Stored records
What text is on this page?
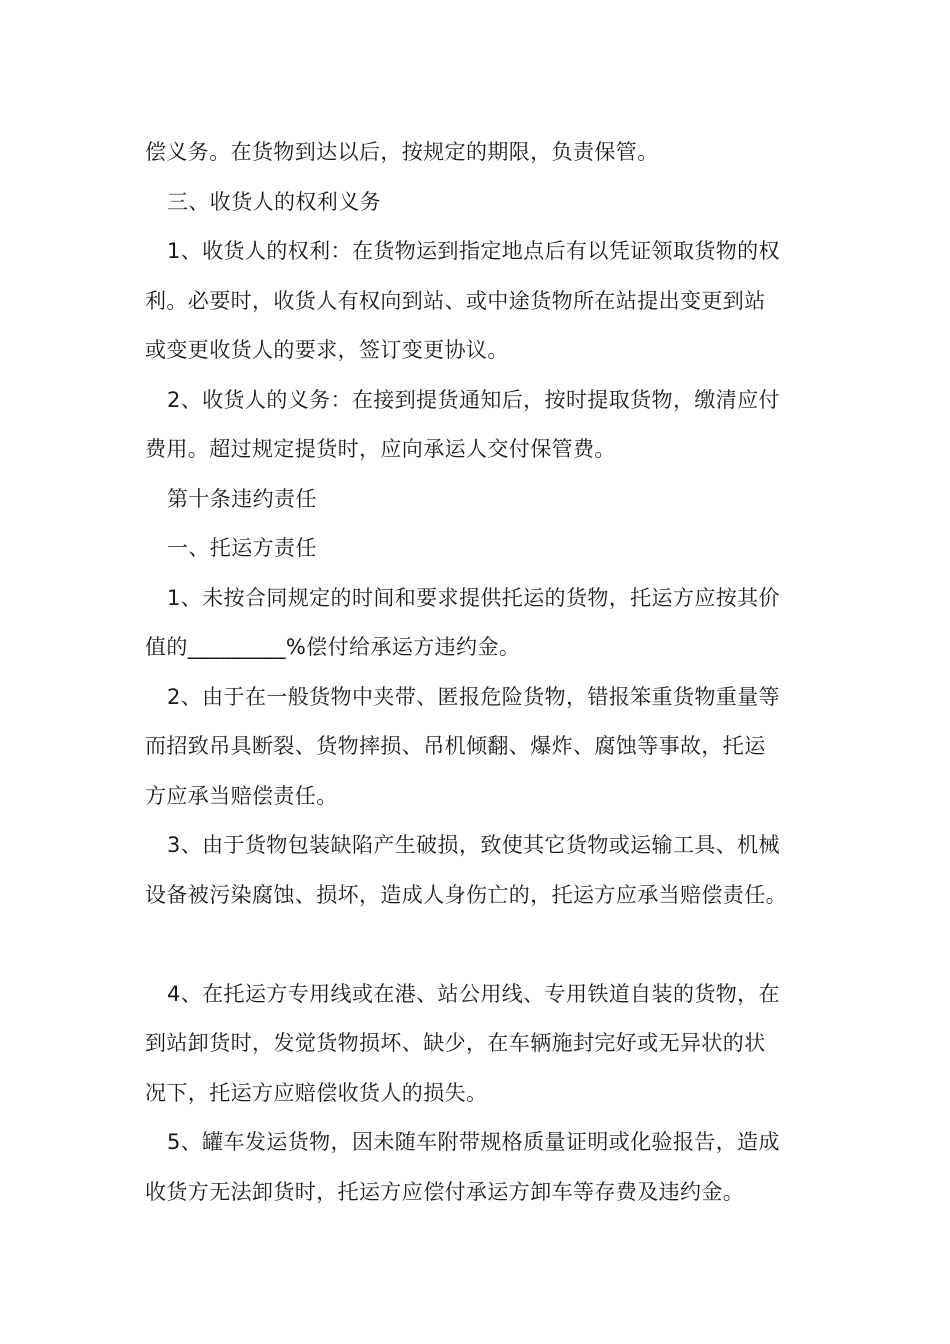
偿义务。在货物到达以后，按规定的期限，负责保管。

三、收货人的权利义务

1、收货人的权利：在货物运到指定地点后有以凭证领取货物的权

利。必要时，收货人有权向到站、或中途货物所在站提出变更到站

或变更收货人的要求，签订变更协议。

2、收货人的义务：在接到提货通知后，按时提取货物，缴清应付

费用。超过规定提货时，应向承运人交付保管费。

第十条违约责任

一、托运方责任

1、未按合同规定的时间和要求提供托运的货物，托运方应按其价

值的_________%偿付给承运方违约金。

2、由于在一般货物中夹带、匿报危险货物，错报笨重货物重量等

而招致吊具断裂、货物摔损、吊机倾翻、爆炸、腐蚀等事故，托运

方应承当赔偿责任。

3、由于货物包装缺陷产生破损，致使其它货物或运输工具、机械

设备被污染腐蚀、损坏，造成人身伤亡的，托运方应承当赔偿责任。

4、在托运方专用线或在港、站公用线、专用铁道自装的货物，在

到站卸货时，发觉货物损坏、缺少，在车辆施封完好或无异状的状

况下，托运方应赔偿收货人的损失。

5、罐车发运货物，因未随车附带规格质量证明或化验报告，造成

收货方无法卸货时，托运方应偿付承运方卸车等存费及违约金。
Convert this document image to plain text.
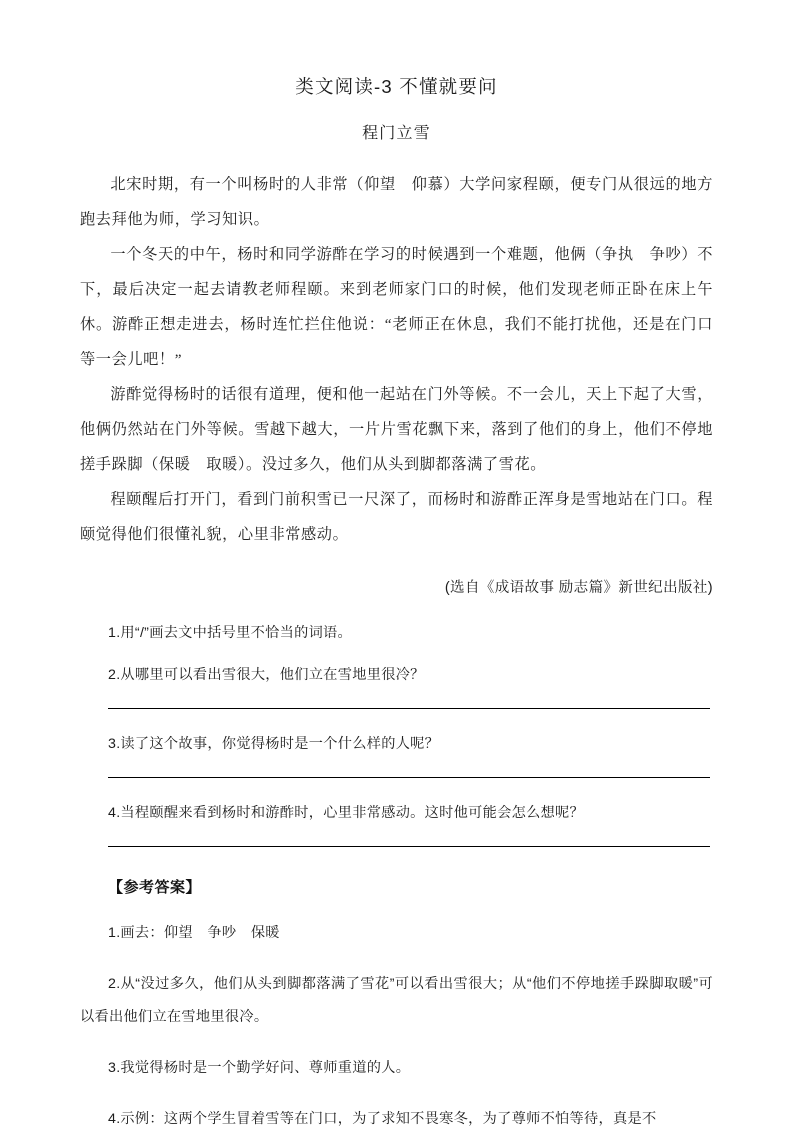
类文阅读-3 不懂就要问
程门立雪

北宋时期，有一个叫杨时的人非常（仰望　仰慕）大学问家程颐，便专门从很远的地方跑去拜他为师，学习知识。

一个冬天的中午，杨时和同学游酢在学习的时候遇到一个难题，他俩（争执　争吵）不下，最后决定一起去请教老师程颐。来到老师家门口的时候，他们发现老师正卧在床上午休。游酢正想走进去，杨时连忙拦住他说：“老师正在休息，我们不能打扰他，还是在门口等一会儿吧！”

游酢觉得杨时的话很有道理，便和他一起站在门外等候。不一会儿，天上下起了大雪，他俩仍然站在门外等候。雪越下越大，一片片雪花飘下来，落到了他们的身上，他们不停地搓手跺脚（保暖　取暖）。没过多久，他们从头到脚都落满了雪花。

程颐醒后打开门，看到门前积雪已一尺深了，而杨时和游酢正浑身是雪地站在门口。程颐觉得他们很懂礼貌，心里非常感动。

(选自《成语故事 励志篇》新世纪出版社)

1.用“/”画去文中括号里不恰当的词语。

2.从哪里可以看出雪很大，他们立在雪地里很冷？

3.读了这个故事，你觉得杨时是一个什么样的人呢？

4.当程颐醒来看到杨时和游酢时，心里非常感动。这时他可能会怎么想呢？

【参考答案】

1.画去：仰望　争吵　保暖

2.从“没过多久，他们从头到脚都落满了雪花”可以看出雪很大；从“他们不停地搓手跺脚取暖”可以看出他们立在雪地里很冷。

3.我觉得杨时是一个勤学好问、尊师重道的人。

4.示例：这两个学生冒着雪等在门口，为了求知不畏寒冬，为了尊师不怕等待，真是不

## To be done
Reproduce the full listing above verbatim, with no pictures included.

## Correct output
What text is on this page?
偿义务。在货物到达以后，按规定的期限，负责保管。

三、收货人的权利义务

1、收货人的权利：在货物运到指定地点后有以凭证领取货物的权

利。必要时，收货人有权向到站、或中途货物所在站提出变更到站

或变更收货人的要求，签订变更协议。

2、收货人的义务：在接到提货通知后，按时提取货物，缴清应付

费用。超过规定提货时，应向承运人交付保管费。

第十条违约责任

一、托运方责任

1、未按合同规定的时间和要求提供托运的货物，托运方应按其价

值的_________%偿付给承运方违约金。

2、由于在一般货物中夹带、匿报危险货物，错报笨重货物重量等

而招致吊具断裂、货物摔损、吊机倾翻、爆炸、腐蚀等事故，托运

方应承当赔偿责任。

3、由于货物包装缺陷产生破损，致使其它货物或运输工具、机械

设备被污染腐蚀、损坏，造成人身伤亡的，托运方应承当赔偿责任。

4、在托运方专用线或在港、站公用线、专用铁道自装的货物，在

到站卸货时，发觉货物损坏、缺少，在车辆施封完好或无异状的状

况下，托运方应赔偿收货人的损失。

5、罐车发运货物，因未随车附带规格质量证明或化验报告，造成

收货方无法卸货时，托运方应偿付承运方卸车等存费及违约金。
Convert this document image to plain text.
类文阅读-3 不懂就要问
程门立雪

北宋时期，有一个叫杨时的人非常（仰望　仰慕）大学问家程颐，便专门从很远的地方跑去拜他为师，学习知识。

一个冬天的中午，杨时和同学游酢在学习的时候遇到一个难题，他俩（争执　争吵）不下，最后决定一起去请教老师程颐。来到老师家门口的时候，他们发现老师正卧在床上午休。游酢正想走进去，杨时连忙拦住他说：“老师正在休息，我们不能打扰他，还是在门口等一会儿吧！”

游酢觉得杨时的话很有道理，便和他一起站在门外等候。不一会儿，天上下起了大雪，他俩仍然站在门外等候。雪越下越大，一片片雪花飘下来，落到了他们的身上，他们不停地搓手跺脚（保暖　取暖）。没过多久，他们从头到脚都落满了雪花。

程颐醒后打开门，看到门前积雪已一尺深了，而杨时和游酢正浑身是雪地站在门口。程颐觉得他们很懂礼貌，心里非常感动。

(选自《成语故事 励志篇》新世纪出版社)

1.用“/”画去文中括号里不恰当的词语。

2.从哪里可以看出雪很大，他们立在雪地里很冷？

3.读了这个故事，你觉得杨时是一个什么样的人呢？

4.当程颐醒来看到杨时和游酢时，心里非常感动。这时他可能会怎么想呢？

【参考答案】

1.画去：仰望　争吵　保暖

2.从“没过多久，他们从头到脚都落满了雪花”可以看出雪很大；从“他们不停地搓手跺脚取暖”可以看出他们立在雪地里很冷。

3.我觉得杨时是一个勤学好问、尊师重道的人。

4.示例：这两个学生冒着雪等在门口，为了求知不畏寒冬，为了尊师不怕等待，真是不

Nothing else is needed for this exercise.